Stored data
══════════
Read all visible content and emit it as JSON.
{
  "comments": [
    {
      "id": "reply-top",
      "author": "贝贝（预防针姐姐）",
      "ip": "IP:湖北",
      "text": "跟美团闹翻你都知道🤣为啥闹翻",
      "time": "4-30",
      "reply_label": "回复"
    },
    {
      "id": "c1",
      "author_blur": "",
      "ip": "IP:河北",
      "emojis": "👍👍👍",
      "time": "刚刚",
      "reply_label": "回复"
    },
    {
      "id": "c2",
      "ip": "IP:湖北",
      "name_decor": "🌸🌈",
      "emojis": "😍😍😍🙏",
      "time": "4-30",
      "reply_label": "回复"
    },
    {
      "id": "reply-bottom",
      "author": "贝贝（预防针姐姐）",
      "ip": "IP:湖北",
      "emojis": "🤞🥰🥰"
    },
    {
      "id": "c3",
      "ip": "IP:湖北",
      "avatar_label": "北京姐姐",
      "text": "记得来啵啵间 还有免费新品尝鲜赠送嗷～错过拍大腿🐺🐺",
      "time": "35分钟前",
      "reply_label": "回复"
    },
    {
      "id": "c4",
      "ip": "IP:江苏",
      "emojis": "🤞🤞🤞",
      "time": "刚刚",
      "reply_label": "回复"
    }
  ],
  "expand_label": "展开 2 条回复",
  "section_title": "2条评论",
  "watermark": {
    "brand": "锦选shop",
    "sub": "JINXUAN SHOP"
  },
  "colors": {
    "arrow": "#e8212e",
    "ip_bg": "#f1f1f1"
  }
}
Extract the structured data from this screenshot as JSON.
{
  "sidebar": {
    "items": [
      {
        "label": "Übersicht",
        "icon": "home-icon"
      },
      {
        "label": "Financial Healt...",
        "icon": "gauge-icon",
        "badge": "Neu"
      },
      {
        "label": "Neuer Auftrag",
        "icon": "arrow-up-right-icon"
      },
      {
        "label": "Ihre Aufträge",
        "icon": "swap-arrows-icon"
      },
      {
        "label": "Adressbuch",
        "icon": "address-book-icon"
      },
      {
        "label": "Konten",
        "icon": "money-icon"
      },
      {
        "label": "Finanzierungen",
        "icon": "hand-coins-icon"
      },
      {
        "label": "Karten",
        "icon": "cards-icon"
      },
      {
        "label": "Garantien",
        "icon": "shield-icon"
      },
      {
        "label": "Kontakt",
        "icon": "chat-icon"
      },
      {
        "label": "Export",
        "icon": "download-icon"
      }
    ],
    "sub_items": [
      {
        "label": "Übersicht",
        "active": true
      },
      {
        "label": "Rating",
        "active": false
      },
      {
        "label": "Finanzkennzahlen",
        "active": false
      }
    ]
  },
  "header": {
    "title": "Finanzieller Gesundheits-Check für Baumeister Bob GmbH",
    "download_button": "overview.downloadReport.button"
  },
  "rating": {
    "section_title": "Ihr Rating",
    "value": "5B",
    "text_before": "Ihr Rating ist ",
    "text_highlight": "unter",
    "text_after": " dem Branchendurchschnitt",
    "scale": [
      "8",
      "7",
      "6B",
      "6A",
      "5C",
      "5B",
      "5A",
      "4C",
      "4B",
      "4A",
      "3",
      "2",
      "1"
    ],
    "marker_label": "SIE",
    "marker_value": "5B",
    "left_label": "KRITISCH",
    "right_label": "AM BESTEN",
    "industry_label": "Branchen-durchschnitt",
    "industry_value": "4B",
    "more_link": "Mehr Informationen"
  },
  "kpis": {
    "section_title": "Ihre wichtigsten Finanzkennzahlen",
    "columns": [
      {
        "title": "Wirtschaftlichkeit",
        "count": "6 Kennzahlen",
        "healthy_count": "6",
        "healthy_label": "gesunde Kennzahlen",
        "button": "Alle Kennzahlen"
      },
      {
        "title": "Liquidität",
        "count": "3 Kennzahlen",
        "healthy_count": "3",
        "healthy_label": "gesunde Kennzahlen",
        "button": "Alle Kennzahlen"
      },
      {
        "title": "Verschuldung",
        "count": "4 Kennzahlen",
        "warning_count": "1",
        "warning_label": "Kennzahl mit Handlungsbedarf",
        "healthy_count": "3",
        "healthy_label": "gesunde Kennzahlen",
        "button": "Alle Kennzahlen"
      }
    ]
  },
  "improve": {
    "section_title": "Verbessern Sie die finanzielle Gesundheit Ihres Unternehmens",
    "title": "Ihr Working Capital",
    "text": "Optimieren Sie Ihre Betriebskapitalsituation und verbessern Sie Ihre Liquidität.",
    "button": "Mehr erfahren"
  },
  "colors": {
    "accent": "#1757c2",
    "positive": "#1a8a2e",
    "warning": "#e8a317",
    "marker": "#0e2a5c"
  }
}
══════════
◆ **Short exercise**:
Write every line of the material above again, exactly.

◆ **Completed task**:
Read all visible content and emit it as JSON.
{
  "comments": [
    {
      "id": "reply-top",
      "author": "贝贝（预防针姐姐）",
      "ip": "IP:湖北",
      "text": "跟美团闹翻你都知道🤣为啥闹翻",
      "time": "4-30",
      "reply_label": "回复"
    },
    {
      "id": "c1",
      "author_blur": "",
      "ip": "IP:河北",
      "emojis": "👍👍👍",
      "time": "刚刚",
      "reply_label": "回复"
    },
    {
      "id": "c2",
      "ip": "IP:湖北",
      "name_decor": "🌸🌈",
      "emojis": "😍😍😍🙏",
      "time": "4-30",
      "reply_label": "回复"
    },
    {
      "id": "reply-bottom",
      "author": "贝贝（预防针姐姐）",
      "ip": "IP:湖北",
      "emojis": "🤞🥰🥰"
    },
    {
      "id": "c3",
      "ip": "IP:湖北",
      "avatar_label": "北京姐姐",
      "text": "记得来啵啵间 还有免费新品尝鲜赠送嗷～错过拍大腿🐺🐺",
      "time": "35分钟前",
      "reply_label": "回复"
    },
    {
      "id": "c4",
      "ip": "IP:江苏",
      "emojis": "🤞🤞🤞",
      "time": "刚刚",
      "reply_label": "回复"
    }
  ],
  "expand_label": "展开 2 条回复",
  "section_title": "2条评论",
  "watermark": {
    "brand": "锦选shop",
    "sub": "JINXUAN SHOP"
  },
  "colors": {
    "arrow": "#e8212e",
    "ip_bg": "#f1f1f1"
  }
}
Extract the structured data from this screenshot as JSON.
{
  "sidebar": {
    "items": [
      {
        "label": "Übersicht",
        "icon": "home-icon"
      },
      {
        "label": "Financial Healt...",
        "icon": "gauge-icon",
        "badge": "Neu"
      },
      {
        "label": "Neuer Auftrag",
        "icon": "arrow-up-right-icon"
      },
      {
        "label": "Ihre Aufträge",
        "icon": "swap-arrows-icon"
      },
      {
        "label": "Adressbuch",
        "icon": "address-book-icon"
      },
      {
        "label": "Konten",
        "icon": "money-icon"
      },
      {
        "label": "Finanzierungen",
        "icon": "hand-coins-icon"
      },
      {
        "label": "Karten",
        "icon": "cards-icon"
      },
      {
        "label": "Garantien",
        "icon": "shield-icon"
      },
      {
        "label": "Kontakt",
        "icon": "chat-icon"
      },
      {
        "label": "Export",
        "icon": "download-icon"
      }
    ],
    "sub_items": [
      {
        "label": "Übersicht",
        "active": true
      },
      {
        "label": "Rating",
        "active": false
      },
      {
        "label": "Finanzkennzahlen",
        "active": false
      }
    ]
  },
  "header": {
    "title": "Finanzieller Gesundheits-Check für Baumeister Bob GmbH",
    "download_button": "overview.downloadReport.button"
  },
  "rating": {
    "section_title": "Ihr Rating",
    "value": "5B",
    "text_before": "Ihr Rating ist ",
    "text_highlight": "unter",
    "text_after": " dem Branchendurchschnitt",
    "scale": [
      "8",
      "7",
      "6B",
      "6A",
      "5C",
      "5B",
      "5A",
      "4C",
      "4B",
      "4A",
      "3",
      "2",
      "1"
    ],
    "marker_label": "SIE",
    "marker_value": "5B",
    "left_label": "KRITISCH",
    "right_label": "AM BESTEN",
    "industry_label": "Branchen-durchschnitt",
    "industry_value": "4B",
    "more_link": "Mehr Informationen"
  },
  "kpis": {
    "section_title": "Ihre wichtigsten Finanzkennzahlen",
    "columns": [
      {
        "title": "Wirtschaftlichkeit",
        "count": "6 Kennzahlen",
        "healthy_count": "6",
        "healthy_label": "gesunde Kennzahlen",
        "button": "Alle Kennzahlen"
      },
      {
        "title": "Liquidität",
        "count": "3 Kennzahlen",
        "healthy_count": "3",
        "healthy_label": "gesunde Kennzahlen",
        "button": "Alle Kennzahlen"
      },
      {
        "title": "Verschuldung",
        "count": "4 Kennzahlen",
        "warning_count": "1",
        "warning_label": "Kennzahl mit Handlungsbedarf",
        "healthy_count": "3",
        "healthy_label": "gesunde Kennzahlen",
        "button": "Alle Kennzahlen"
      }
    ]
  },
  "improve": {
    "section_title": "Verbessern Sie die finanzielle Gesundheit Ihres Unternehmens",
    "title": "Ihr Working Capital",
    "text": "Optimieren Sie Ihre Betriebskapitalsituation und verbessern Sie Ihre Liquidität.",
    "button": "Mehr erfahren"
  },
  "colors": {
    "accent": "#1757c2",
    "positive": "#1a8a2e",
    "warning": "#e8a317",
    "marker": "#0e2a5c"
  }
}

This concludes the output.